* **What to do**
Count every line that has the word "atributos". Give the number, without anything more.

* **Provided information**
_ _ _ _

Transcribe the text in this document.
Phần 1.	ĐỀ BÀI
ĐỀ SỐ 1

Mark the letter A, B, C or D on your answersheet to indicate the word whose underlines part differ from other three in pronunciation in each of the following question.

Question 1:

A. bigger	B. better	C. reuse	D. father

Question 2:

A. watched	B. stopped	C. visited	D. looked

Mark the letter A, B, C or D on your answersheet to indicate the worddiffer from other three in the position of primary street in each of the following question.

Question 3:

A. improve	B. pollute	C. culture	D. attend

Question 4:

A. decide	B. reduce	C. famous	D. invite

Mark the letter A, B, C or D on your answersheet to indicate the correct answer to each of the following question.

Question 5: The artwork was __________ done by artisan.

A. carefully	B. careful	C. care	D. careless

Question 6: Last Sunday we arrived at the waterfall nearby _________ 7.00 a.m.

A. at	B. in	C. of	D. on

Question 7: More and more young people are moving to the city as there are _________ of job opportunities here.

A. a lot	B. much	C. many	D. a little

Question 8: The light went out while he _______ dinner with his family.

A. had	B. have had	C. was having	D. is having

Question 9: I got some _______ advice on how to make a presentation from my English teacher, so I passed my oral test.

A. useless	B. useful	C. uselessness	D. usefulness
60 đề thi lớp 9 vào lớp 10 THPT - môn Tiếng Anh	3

_ _ _ _

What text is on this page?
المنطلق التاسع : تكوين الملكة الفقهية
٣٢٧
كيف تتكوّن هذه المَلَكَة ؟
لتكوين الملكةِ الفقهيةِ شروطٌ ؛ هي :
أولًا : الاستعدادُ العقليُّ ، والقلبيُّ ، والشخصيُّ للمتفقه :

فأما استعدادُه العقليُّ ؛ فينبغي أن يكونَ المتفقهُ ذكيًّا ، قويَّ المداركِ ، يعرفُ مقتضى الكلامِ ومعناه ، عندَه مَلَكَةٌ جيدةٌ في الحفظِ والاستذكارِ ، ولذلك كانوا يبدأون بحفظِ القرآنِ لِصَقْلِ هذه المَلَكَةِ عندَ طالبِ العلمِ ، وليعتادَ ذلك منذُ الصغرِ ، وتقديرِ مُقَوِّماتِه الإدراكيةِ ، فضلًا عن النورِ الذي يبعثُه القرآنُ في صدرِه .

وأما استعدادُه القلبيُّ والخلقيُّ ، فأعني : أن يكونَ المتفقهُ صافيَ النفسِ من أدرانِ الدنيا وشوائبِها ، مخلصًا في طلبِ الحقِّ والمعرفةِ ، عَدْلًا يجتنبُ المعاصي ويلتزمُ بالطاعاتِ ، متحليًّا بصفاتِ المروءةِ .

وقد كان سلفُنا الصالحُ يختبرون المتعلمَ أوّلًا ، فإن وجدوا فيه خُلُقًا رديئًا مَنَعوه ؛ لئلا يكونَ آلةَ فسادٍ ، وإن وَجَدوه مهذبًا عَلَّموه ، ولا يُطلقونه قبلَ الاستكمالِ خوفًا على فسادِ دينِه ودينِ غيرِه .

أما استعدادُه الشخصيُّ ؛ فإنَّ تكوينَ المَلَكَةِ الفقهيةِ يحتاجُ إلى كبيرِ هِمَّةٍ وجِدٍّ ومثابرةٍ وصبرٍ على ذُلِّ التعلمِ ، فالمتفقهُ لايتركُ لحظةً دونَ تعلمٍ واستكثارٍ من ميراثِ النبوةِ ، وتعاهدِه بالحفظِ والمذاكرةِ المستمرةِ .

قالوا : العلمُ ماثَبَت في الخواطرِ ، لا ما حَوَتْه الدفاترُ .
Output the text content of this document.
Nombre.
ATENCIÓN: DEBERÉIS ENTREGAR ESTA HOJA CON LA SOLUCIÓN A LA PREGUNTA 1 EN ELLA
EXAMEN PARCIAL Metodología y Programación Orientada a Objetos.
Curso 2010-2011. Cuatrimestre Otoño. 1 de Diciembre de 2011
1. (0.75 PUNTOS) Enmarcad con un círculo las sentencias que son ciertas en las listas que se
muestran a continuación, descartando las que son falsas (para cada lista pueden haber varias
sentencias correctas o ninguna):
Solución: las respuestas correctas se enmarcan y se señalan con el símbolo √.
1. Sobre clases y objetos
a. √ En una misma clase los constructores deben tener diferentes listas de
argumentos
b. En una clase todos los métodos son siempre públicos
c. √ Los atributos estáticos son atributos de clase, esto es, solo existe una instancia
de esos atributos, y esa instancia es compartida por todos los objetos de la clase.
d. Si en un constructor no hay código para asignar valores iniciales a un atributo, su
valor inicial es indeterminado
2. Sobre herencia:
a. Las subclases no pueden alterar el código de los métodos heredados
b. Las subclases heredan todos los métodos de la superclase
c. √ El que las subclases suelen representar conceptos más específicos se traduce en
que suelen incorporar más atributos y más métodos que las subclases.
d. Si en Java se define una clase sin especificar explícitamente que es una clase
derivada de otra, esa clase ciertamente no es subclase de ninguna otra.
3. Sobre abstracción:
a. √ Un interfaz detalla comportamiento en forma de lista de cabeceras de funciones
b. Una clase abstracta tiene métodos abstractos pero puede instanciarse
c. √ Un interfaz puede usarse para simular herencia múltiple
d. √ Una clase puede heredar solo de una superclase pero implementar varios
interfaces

_ _ _ _

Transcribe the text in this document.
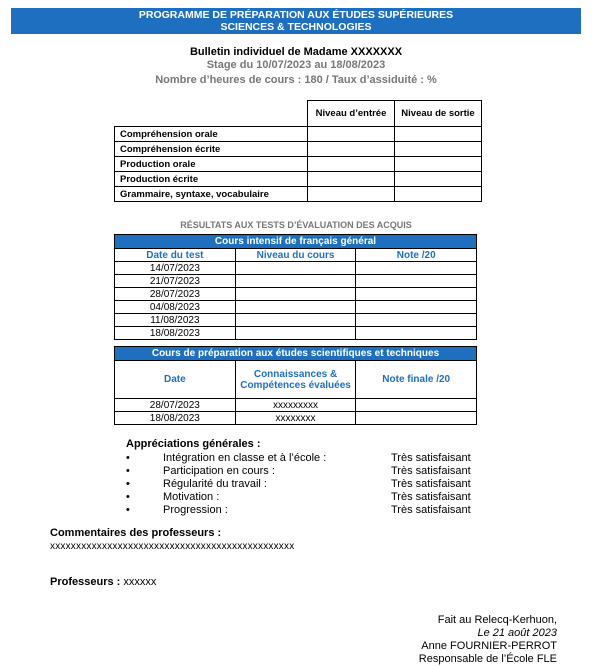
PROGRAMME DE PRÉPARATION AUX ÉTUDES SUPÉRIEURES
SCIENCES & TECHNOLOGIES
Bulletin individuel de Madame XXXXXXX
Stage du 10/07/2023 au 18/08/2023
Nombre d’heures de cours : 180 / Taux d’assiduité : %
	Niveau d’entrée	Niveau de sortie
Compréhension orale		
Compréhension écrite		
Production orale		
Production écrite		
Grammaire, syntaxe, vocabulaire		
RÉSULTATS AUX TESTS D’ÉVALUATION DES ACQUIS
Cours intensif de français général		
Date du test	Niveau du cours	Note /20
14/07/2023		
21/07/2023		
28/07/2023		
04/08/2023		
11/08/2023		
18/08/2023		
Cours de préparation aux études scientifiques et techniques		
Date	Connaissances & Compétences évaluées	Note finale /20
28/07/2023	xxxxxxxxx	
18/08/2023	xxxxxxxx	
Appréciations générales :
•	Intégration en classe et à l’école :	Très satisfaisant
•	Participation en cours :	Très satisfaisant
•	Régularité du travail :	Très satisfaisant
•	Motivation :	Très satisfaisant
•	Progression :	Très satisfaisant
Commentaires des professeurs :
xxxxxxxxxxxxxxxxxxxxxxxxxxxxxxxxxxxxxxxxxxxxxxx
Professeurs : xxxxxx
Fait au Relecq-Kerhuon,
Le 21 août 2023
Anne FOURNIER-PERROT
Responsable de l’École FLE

_ _ _ _

* **Task response**
3